Element and box listings:
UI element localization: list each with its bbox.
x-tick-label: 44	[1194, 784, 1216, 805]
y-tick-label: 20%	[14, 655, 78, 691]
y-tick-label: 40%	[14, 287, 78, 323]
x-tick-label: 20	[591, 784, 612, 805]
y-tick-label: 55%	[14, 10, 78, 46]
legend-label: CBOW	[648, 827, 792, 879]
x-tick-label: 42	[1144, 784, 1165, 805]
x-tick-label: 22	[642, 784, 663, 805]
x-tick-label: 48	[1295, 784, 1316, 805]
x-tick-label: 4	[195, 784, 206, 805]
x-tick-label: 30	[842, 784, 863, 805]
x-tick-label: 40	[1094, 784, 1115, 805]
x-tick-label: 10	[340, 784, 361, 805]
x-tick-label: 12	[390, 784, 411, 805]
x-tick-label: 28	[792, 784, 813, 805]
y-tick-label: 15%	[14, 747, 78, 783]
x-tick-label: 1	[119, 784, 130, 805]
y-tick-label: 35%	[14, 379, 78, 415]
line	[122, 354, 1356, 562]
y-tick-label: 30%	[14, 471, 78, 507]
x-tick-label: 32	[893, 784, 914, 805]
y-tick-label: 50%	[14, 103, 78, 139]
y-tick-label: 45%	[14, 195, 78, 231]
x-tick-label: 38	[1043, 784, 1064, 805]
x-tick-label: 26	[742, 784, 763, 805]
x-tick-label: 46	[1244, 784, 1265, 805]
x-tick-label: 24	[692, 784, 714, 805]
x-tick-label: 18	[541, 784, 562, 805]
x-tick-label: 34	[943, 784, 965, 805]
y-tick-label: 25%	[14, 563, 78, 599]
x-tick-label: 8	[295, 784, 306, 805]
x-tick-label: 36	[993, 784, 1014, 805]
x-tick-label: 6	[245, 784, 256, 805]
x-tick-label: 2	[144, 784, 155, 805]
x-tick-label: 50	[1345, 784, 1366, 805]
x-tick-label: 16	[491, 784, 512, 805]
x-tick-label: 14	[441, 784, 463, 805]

- **Directions for this task**: Output every line of the data above without changing anything.

- **The output**:
UI element localization: list each with its bbox.
x-tick-label: 44	[1194, 784, 1216, 805]
y-tick-label: 20%	[14, 655, 78, 691]
y-tick-label: 40%	[14, 287, 78, 323]
x-tick-label: 20	[591, 784, 612, 805]
y-tick-label: 55%	[14, 10, 78, 46]
legend-label: CBOW	[648, 827, 792, 879]
x-tick-label: 42	[1144, 784, 1165, 805]
x-tick-label: 22	[642, 784, 663, 805]
x-tick-label: 48	[1295, 784, 1316, 805]
x-tick-label: 4	[195, 784, 206, 805]
x-tick-label: 30	[842, 784, 863, 805]
x-tick-label: 40	[1094, 784, 1115, 805]
x-tick-label: 10	[340, 784, 361, 805]
x-tick-label: 12	[390, 784, 411, 805]
x-tick-label: 28	[792, 784, 813, 805]
y-tick-label: 15%	[14, 747, 78, 783]
x-tick-label: 1	[119, 784, 130, 805]
y-tick-label: 35%	[14, 379, 78, 415]
line	[122, 354, 1356, 562]
y-tick-label: 30%	[14, 471, 78, 507]
x-tick-label: 32	[893, 784, 914, 805]
y-tick-label: 50%	[14, 103, 78, 139]
y-tick-label: 45%	[14, 195, 78, 231]
x-tick-label: 38	[1043, 784, 1064, 805]
x-tick-label: 26	[742, 784, 763, 805]
x-tick-label: 46	[1244, 784, 1265, 805]
x-tick-label: 24	[692, 784, 714, 805]
x-tick-label: 18	[541, 784, 562, 805]
x-tick-label: 34	[943, 784, 965, 805]
y-tick-label: 25%	[14, 563, 78, 599]
x-tick-label: 8	[295, 784, 306, 805]
x-tick-label: 36	[993, 784, 1014, 805]
x-tick-label: 6	[245, 784, 256, 805]
x-tick-label: 2	[144, 784, 155, 805]
x-tick-label: 50	[1345, 784, 1366, 805]
x-tick-label: 16	[491, 784, 512, 805]
x-tick-label: 14	[441, 784, 463, 805]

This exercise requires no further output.